# Work instructions
Leaving the pictures aside, transcribe every line below exactly.
--- Start The records ---
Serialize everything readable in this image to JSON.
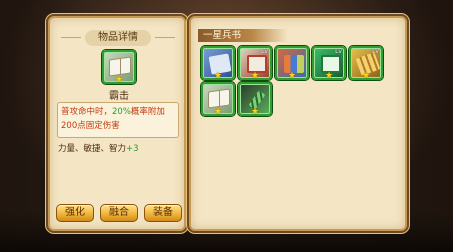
{
  "detail": {
    "title": "物品详情",
    "item_name": "霸击",
    "item_icon": "book-icon",
    "desc_prefix": "普攻命中时，",
    "desc_pct": "20%",
    "desc_suffix": "概率附加200点固定伤害",
    "stats_text": "力量、敏捷、智力",
    "stats_bonus": "+3",
    "buttons": [
      "强化",
      "融合",
      "装备"
    ]
  },
  "inventory": {
    "category_tab": "一星兵书",
    "items": [
      {
        "icon": "blue-book-icon",
        "stars": "★"
      },
      {
        "icon": "red-book-icon",
        "stars": "★",
        "level": "Lv"
      },
      {
        "icon": "scroll-bundle-icon",
        "stars": "★"
      },
      {
        "icon": "green-book-icon",
        "stars": "★",
        "level": "Lv"
      },
      {
        "icon": "gold-scroll-icon",
        "stars": "★",
        "level": "Lv"
      },
      {
        "icon": "open-book-icon",
        "stars": "★"
      },
      {
        "icon": "bamboo-slip-icon",
        "stars": "★"
      }
    ]
  },
  "colors": {
    "panel_bg": "#f4e6c4",
    "frame_green": "#2f9e2f",
    "desc_red": "#c63a10",
    "bonus_green": "#2a9a2a",
    "button_gold": "#f0b63a"
  }
}
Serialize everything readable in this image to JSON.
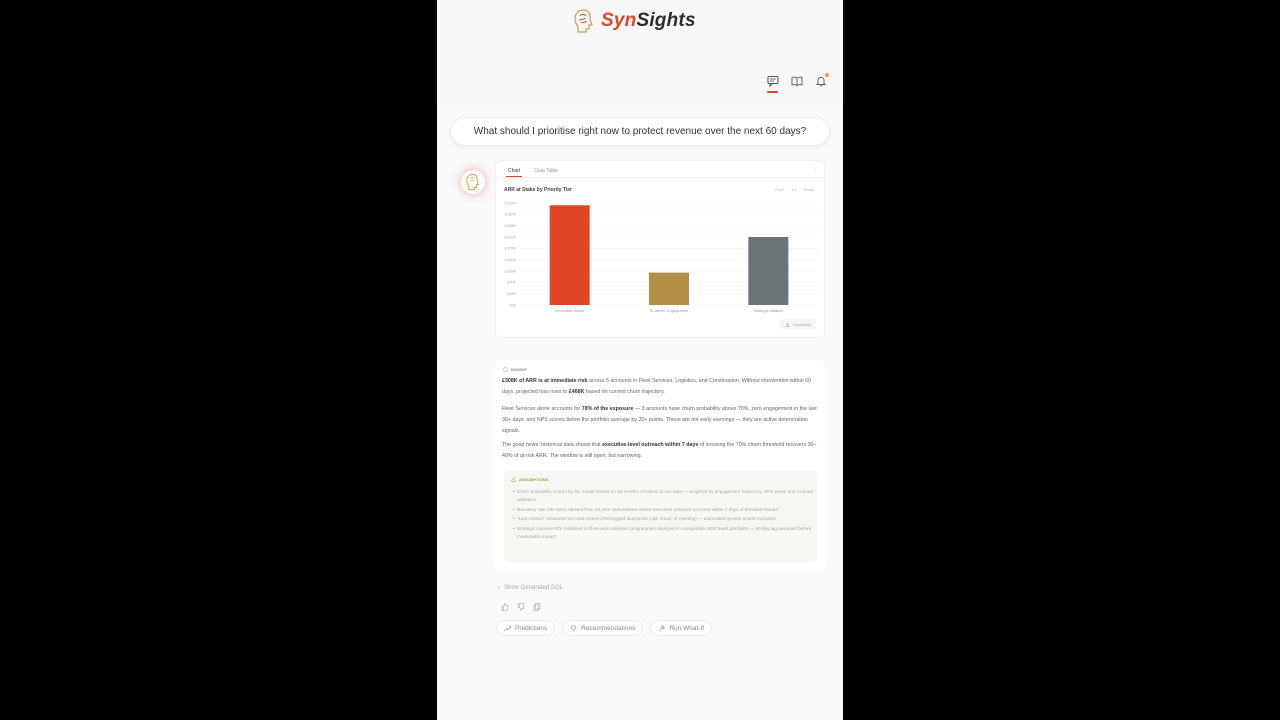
--- End The records ---
# Task output
Serialize everything readable in this image to JSON.
{
  "detail": {
    "title": "物品详情",
    "item_name": "霸击",
    "item_icon": "book-icon",
    "desc_prefix": "普攻命中时，",
    "desc_pct": "20%",
    "desc_suffix": "概率附加200点固定伤害",
    "stats_text": "力量、敏捷、智力",
    "stats_bonus": "+3",
    "buttons": [
      "强化",
      "融合",
      "装备"
    ]
  },
  "inventory": {
    "category_tab": "一星兵书",
    "items": [
      {
        "icon": "blue-book-icon",
        "stars": "★"
      },
      {
        "icon": "red-book-icon",
        "stars": "★",
        "level": "Lv"
      },
      {
        "icon": "scroll-bundle-icon",
        "stars": "★"
      },
      {
        "icon": "green-book-icon",
        "stars": "★",
        "level": "Lv"
      },
      {
        "icon": "gold-scroll-icon",
        "stars": "★",
        "level": "Lv"
      },
      {
        "icon": "open-book-icon",
        "stars": "★"
      },
      {
        "icon": "bamboo-slip-icon",
        "stars": "★"
      }
    ]
  },
  "colors": {
    "panel_bg": "#f4e6c4",
    "frame_green": "#2f9e2f",
    "desc_red": "#c63a10",
    "bonus_green": "#2a9a2a",
    "button_gold": "#f0b63a"
  }
}
Serialize everything readable in this image to JSON.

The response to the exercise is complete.